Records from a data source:
===============

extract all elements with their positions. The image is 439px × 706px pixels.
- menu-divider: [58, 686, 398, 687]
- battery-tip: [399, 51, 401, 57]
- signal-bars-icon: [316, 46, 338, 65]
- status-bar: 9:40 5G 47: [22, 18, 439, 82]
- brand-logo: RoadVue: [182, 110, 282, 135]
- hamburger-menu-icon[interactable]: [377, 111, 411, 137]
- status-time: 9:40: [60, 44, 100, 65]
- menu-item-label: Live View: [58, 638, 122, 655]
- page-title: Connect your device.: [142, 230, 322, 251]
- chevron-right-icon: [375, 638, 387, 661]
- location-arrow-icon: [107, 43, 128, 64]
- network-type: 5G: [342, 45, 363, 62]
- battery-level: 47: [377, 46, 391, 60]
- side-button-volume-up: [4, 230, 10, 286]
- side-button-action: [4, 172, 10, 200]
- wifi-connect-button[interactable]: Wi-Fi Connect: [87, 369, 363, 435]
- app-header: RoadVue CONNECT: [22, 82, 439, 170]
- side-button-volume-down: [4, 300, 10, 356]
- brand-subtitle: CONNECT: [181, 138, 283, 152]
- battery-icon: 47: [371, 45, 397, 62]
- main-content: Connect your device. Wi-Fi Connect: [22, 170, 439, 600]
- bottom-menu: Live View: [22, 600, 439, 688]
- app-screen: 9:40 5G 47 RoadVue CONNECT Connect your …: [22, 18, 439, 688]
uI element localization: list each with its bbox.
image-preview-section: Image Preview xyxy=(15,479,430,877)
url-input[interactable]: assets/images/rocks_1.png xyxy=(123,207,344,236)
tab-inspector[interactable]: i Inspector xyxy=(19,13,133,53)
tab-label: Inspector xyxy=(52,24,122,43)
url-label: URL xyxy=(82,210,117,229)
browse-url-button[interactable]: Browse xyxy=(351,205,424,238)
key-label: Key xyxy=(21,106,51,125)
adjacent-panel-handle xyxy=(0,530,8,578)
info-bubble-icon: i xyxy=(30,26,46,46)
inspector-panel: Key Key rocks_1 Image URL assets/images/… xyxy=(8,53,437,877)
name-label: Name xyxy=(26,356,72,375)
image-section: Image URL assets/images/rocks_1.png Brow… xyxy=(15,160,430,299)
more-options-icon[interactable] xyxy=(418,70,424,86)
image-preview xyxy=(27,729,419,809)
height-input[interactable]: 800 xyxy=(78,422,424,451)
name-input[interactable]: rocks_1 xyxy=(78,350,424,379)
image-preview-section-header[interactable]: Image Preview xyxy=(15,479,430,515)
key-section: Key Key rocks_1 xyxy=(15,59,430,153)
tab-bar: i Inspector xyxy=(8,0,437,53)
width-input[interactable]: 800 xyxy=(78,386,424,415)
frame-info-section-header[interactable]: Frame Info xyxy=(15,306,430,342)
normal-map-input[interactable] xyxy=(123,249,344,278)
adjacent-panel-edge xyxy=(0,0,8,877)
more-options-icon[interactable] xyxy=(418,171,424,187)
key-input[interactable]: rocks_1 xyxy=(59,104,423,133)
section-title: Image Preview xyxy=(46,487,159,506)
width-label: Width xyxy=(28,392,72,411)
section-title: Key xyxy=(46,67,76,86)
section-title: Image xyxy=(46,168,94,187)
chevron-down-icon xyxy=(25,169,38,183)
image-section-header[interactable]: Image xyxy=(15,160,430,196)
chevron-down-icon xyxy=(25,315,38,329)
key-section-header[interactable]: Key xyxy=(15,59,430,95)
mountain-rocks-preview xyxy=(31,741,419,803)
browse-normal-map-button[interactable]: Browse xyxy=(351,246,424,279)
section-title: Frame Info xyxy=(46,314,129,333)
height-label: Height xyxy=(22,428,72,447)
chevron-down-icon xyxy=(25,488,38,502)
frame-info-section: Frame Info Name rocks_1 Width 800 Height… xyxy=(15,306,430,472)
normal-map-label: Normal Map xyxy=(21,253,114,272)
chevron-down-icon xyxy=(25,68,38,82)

===============

Instructions to follow: State how many lines of the data contain the string "Browse", matching case, and give only the number.

Expected answer: 2